DIRECTIVE = Each record below is to be copied word for word, with pictures removed.

EXERCISE INPUTS =
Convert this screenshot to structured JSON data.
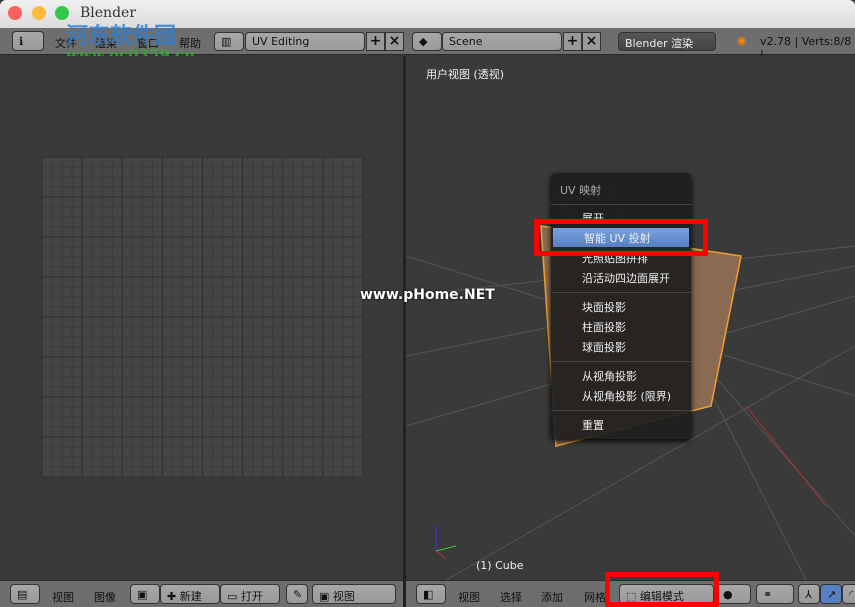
{
  "window": {
    "title": "Blender"
  },
  "watermark": {
    "logo_text": "河东软件园",
    "url": "www.pc0359.cn",
    "overlay": "www.pHome.NET"
  },
  "topbar": {
    "menus": [
      "文件",
      "渲染",
      "窗口",
      "帮助"
    ],
    "layout": "UV Editing",
    "scene": "Scene",
    "engine": "Blender 渲染",
    "version": "v2.78 | Verts:8/8 |"
  },
  "viewport": {
    "label": "用户视图 (透视)",
    "object": "(1) Cube"
  },
  "uv_menu": {
    "title": "UV 映射",
    "items": [
      "展开",
      "智能 UV 投射",
      "光照贴图拼排",
      "沿活动四边面展开",
      "块面投影",
      "柱面投影",
      "球面投影",
      "从视角投影",
      "从视角投影 (限界)",
      "重置"
    ],
    "highlighted": "智能 UV 投射"
  },
  "uv_header": {
    "menus": [
      "视图",
      "图像"
    ],
    "new": "新建",
    "open": "打开",
    "view": "视图"
  },
  "v3d_header": {
    "menus": [
      "视图",
      "选择",
      "添加",
      "网格"
    ],
    "mode": "编辑模式"
  },
  "colors": {
    "accent": "#5680c2",
    "highlight_box": "#ff0000",
    "mesh": "#f0a030"
  }
}
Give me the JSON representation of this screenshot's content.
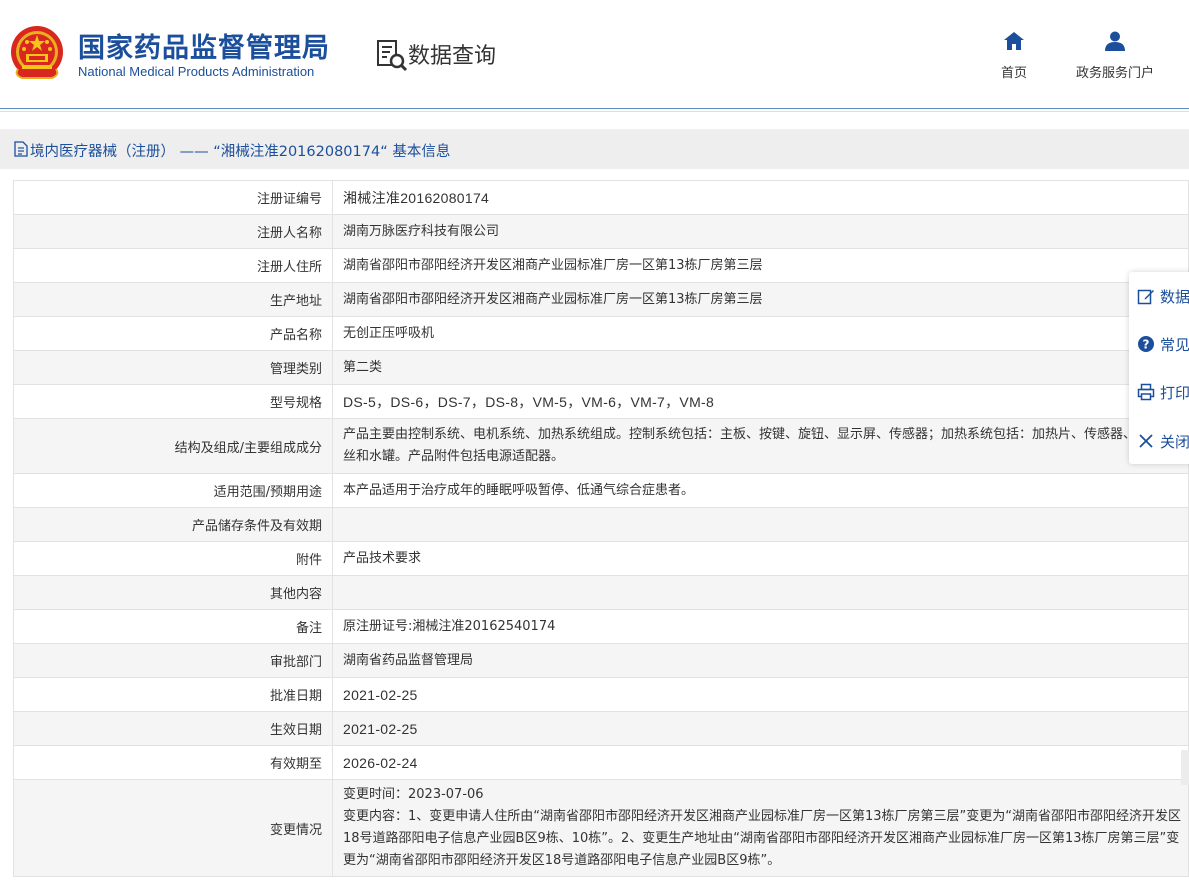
{
  "header": {
    "title_cn": "国家药品监督管理局",
    "title_en": "National Medical Products Administration",
    "emblem_icon": "national-emblem-icon",
    "query_label": "数据查询",
    "nav": [
      {
        "label": "首页",
        "icon": "home-icon"
      },
      {
        "label": "政务服务门户",
        "icon": "user-icon"
      }
    ],
    "brand_color": "#1b4f9c"
  },
  "breadcrumb": {
    "text": "境内医疗器械（注册） —— “湘械注准20162080174“ 基本信息"
  },
  "table": {
    "rows": [
      {
        "key": "注册证编号",
        "value": "湘械注准20162080174"
      },
      {
        "key": "注册人名称",
        "value": "湖南万脉医疗科技有限公司"
      },
      {
        "key": "注册人住所",
        "value": "湖南省邵阳市邵阳经济开发区湘商产业园标准厂房一区第13栋厂房第三层"
      },
      {
        "key": "生产地址",
        "value": "湖南省邵阳市邵阳经济开发区湘商产业园标准厂房一区第13栋厂房第三层"
      },
      {
        "key": "产品名称",
        "value": "无创正压呼吸机"
      },
      {
        "key": "管理类别",
        "value": "第二类"
      },
      {
        "key": "型号规格",
        "value": "DS-5，DS-6，DS-7，DS-8，VM-5，VM-6，VM-7，VM-8"
      },
      {
        "key": "结构及组成/主要组成成分",
        "value": "产品主要由控制系统、电机系统、加热系统组成。控制系统包括：主板、按键、旋钮、显示屏、传感器；加热系统包括：加热片、传感器、温度保险丝和水罐。产品附件包括电源适配器。"
      },
      {
        "key": "适用范围/预期用途",
        "value": "本产品适用于治疗成年的睡眠呼吸暂停、低通气综合症患者。"
      },
      {
        "key": "产品储存条件及有效期",
        "value": ""
      },
      {
        "key": "附件",
        "value": "产品技术要求"
      },
      {
        "key": "其他内容",
        "value": ""
      },
      {
        "key": "备注",
        "value": "原注册证号:湘械注准20162540174"
      },
      {
        "key": "审批部门",
        "value": "湖南省药品监督管理局"
      },
      {
        "key": "批准日期",
        "value": "2021-02-25"
      },
      {
        "key": "生效日期",
        "value": "2021-02-25"
      },
      {
        "key": "有效期至",
        "value": "2026-02-24"
      },
      {
        "key": "变更情况",
        "value_lines": [
          "变更时间：2023-07-06",
          "变更内容：1、变更申请人住所由“湖南省邵阳市邵阳经济开发区湘商产业园标准厂房一区第13栋厂房第三层”变更为“湖南省邵阳市邵阳经济开发区18号道路邵阳电子信息产业园B区9栋、10栋”。2、变更生产地址由“湖南省邵阳市邵阳经济开发区湘商产业园标准厂房一区第13栋厂房第三层”变更为“湖南省邵阳市邵阳经济开发区18号道路邵阳电子信息产业园B区9栋”。"
        ]
      }
    ]
  },
  "float_panel": {
    "items": [
      {
        "label": "数据",
        "icon": "edit-icon"
      },
      {
        "label": "常见",
        "icon": "help-icon"
      },
      {
        "label": "打印",
        "icon": "print-icon"
      },
      {
        "label": "关闭",
        "icon": "close-icon"
      }
    ]
  }
}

COMPLETED EXERCISE =
Convert this screenshot to structured JSON data.
{
  "window": {
    "title": "Blender"
  },
  "watermark": {
    "logo_text": "河东软件园",
    "url": "www.pc0359.cn",
    "overlay": "www.pHome.NET"
  },
  "topbar": {
    "menus": [
      "文件",
      "渲染",
      "窗口",
      "帮助"
    ],
    "layout": "UV Editing",
    "scene": "Scene",
    "engine": "Blender 渲染",
    "version": "v2.78 | Verts:8/8 |"
  },
  "viewport": {
    "label": "用户视图 (透视)",
    "object": "(1) Cube"
  },
  "uv_menu": {
    "title": "UV 映射",
    "items": [
      "展开",
      "智能 UV 投射",
      "光照贴图拼排",
      "沿活动四边面展开",
      "块面投影",
      "柱面投影",
      "球面投影",
      "从视角投影",
      "从视角投影 (限界)",
      "重置"
    ],
    "highlighted": "智能 UV 投射"
  },
  "uv_header": {
    "menus": [
      "视图",
      "图像"
    ],
    "new": "新建",
    "open": "打开",
    "view": "视图"
  },
  "v3d_header": {
    "menus": [
      "视图",
      "选择",
      "添加",
      "网格"
    ],
    "mode": "编辑模式"
  },
  "colors": {
    "accent": "#5680c2",
    "highlight_box": "#ff0000",
    "mesh": "#f0a030"
  }
}
Give me the JSON representation of this screenshot's content.
{
  "header": {
    "title_cn": "国家药品监督管理局",
    "title_en": "National Medical Products Administration",
    "emblem_icon": "national-emblem-icon",
    "query_label": "数据查询",
    "nav": [
      {
        "label": "首页",
        "icon": "home-icon"
      },
      {
        "label": "政务服务门户",
        "icon": "user-icon"
      }
    ],
    "brand_color": "#1b4f9c"
  },
  "breadcrumb": {
    "text": "境内医疗器械（注册） —— “湘械注准20162080174“ 基本信息"
  },
  "table": {
    "rows": [
      {
        "key": "注册证编号",
        "value": "湘械注准20162080174"
      },
      {
        "key": "注册人名称",
        "value": "湖南万脉医疗科技有限公司"
      },
      {
        "key": "注册人住所",
        "value": "湖南省邵阳市邵阳经济开发区湘商产业园标准厂房一区第13栋厂房第三层"
      },
      {
        "key": "生产地址",
        "value": "湖南省邵阳市邵阳经济开发区湘商产业园标准厂房一区第13栋厂房第三层"
      },
      {
        "key": "产品名称",
        "value": "无创正压呼吸机"
      },
      {
        "key": "管理类别",
        "value": "第二类"
      },
      {
        "key": "型号规格",
        "value": "DS-5，DS-6，DS-7，DS-8，VM-5，VM-6，VM-7，VM-8"
      },
      {
        "key": "结构及组成/主要组成成分",
        "value": "产品主要由控制系统、电机系统、加热系统组成。控制系统包括：主板、按键、旋钮、显示屏、传感器；加热系统包括：加热片、传感器、温度保险丝和水罐。产品附件包括电源适配器。"
      },
      {
        "key": "适用范围/预期用途",
        "value": "本产品适用于治疗成年的睡眠呼吸暂停、低通气综合症患者。"
      },
      {
        "key": "产品储存条件及有效期",
        "value": ""
      },
      {
        "key": "附件",
        "value": "产品技术要求"
      },
      {
        "key": "其他内容",
        "value": ""
      },
      {
        "key": "备注",
        "value": "原注册证号:湘械注准20162540174"
      },
      {
        "key": "审批部门",
        "value": "湖南省药品监督管理局"
      },
      {
        "key": "批准日期",
        "value": "2021-02-25"
      },
      {
        "key": "生效日期",
        "value": "2021-02-25"
      },
      {
        "key": "有效期至",
        "value": "2026-02-24"
      },
      {
        "key": "变更情况",
        "value_lines": [
          "变更时间：2023-07-06",
          "变更内容：1、变更申请人住所由“湖南省邵阳市邵阳经济开发区湘商产业园标准厂房一区第13栋厂房第三层”变更为“湖南省邵阳市邵阳经济开发区18号道路邵阳电子信息产业园B区9栋、10栋”。2、变更生产地址由“湖南省邵阳市邵阳经济开发区湘商产业园标准厂房一区第13栋厂房第三层”变更为“湖南省邵阳市邵阳经济开发区18号道路邵阳电子信息产业园B区9栋”。"
        ]
      }
    ]
  },
  "float_panel": {
    "items": [
      {
        "label": "数据",
        "icon": "edit-icon"
      },
      {
        "label": "常见",
        "icon": "help-icon"
      },
      {
        "label": "打印",
        "icon": "print-icon"
      },
      {
        "label": "关闭",
        "icon": "close-icon"
      }
    ]
  }
}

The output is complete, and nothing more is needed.